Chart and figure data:
········

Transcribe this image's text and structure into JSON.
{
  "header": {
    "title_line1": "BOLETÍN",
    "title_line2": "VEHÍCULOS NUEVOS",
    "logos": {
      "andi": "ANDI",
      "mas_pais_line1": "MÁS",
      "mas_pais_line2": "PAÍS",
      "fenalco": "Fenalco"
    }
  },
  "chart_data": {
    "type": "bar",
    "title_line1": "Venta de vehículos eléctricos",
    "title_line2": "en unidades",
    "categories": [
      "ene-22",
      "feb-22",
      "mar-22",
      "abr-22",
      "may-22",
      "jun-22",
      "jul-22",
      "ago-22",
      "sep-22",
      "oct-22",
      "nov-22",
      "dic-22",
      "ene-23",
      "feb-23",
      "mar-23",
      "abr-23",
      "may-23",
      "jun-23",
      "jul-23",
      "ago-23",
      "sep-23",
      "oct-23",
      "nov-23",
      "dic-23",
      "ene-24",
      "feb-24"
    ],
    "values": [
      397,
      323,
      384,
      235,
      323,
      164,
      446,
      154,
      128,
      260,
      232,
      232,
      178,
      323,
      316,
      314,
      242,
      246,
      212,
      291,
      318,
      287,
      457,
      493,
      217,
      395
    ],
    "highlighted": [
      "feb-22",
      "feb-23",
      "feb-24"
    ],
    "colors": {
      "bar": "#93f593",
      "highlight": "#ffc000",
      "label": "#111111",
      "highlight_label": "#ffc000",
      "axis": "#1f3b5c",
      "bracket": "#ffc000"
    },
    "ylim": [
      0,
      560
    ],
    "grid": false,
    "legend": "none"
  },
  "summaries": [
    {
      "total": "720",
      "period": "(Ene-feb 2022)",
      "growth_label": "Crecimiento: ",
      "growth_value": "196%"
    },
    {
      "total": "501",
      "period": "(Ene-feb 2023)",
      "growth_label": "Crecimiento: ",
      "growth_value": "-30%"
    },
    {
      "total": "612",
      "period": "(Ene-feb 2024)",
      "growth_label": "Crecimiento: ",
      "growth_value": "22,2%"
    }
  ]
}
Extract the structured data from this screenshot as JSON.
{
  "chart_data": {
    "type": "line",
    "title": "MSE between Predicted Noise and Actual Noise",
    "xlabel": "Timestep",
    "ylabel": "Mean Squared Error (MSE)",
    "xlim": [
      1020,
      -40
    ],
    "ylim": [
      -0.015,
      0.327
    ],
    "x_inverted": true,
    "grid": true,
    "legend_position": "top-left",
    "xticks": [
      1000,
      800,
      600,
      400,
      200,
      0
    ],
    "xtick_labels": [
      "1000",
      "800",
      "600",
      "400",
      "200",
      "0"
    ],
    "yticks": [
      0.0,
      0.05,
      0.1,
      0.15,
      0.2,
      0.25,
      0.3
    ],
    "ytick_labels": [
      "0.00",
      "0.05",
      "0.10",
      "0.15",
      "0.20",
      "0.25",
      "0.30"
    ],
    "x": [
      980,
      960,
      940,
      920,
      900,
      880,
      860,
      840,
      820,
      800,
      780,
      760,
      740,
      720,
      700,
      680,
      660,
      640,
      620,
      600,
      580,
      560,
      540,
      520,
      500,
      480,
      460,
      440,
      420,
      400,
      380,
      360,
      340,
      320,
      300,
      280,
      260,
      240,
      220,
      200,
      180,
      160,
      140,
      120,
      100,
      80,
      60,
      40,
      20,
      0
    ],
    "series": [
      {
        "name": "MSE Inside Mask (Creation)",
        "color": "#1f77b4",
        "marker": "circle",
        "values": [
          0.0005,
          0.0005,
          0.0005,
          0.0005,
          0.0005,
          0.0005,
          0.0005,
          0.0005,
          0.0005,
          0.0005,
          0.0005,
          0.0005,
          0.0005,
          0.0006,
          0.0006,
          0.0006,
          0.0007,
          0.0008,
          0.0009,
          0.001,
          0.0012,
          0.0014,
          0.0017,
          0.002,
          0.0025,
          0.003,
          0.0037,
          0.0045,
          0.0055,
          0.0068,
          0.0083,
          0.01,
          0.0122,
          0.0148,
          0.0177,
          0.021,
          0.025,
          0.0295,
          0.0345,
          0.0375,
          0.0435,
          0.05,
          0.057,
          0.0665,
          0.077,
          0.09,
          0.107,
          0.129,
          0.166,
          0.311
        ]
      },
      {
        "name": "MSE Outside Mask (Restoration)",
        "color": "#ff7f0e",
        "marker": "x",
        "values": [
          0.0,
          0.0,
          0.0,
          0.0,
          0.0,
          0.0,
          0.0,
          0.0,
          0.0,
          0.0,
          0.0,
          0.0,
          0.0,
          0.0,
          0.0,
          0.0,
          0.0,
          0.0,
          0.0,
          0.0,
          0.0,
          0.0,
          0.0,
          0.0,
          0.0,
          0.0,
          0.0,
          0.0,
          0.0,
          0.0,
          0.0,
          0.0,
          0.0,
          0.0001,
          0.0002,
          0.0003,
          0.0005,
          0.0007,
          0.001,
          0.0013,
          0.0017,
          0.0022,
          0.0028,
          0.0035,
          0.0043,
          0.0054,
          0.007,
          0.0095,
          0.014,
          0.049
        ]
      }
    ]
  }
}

········

Gather all lines with the string "name" from the data.

        "name": "MSE Inside Mask (Creation)",
        "name": "MSE Outside Mask (Restoration)",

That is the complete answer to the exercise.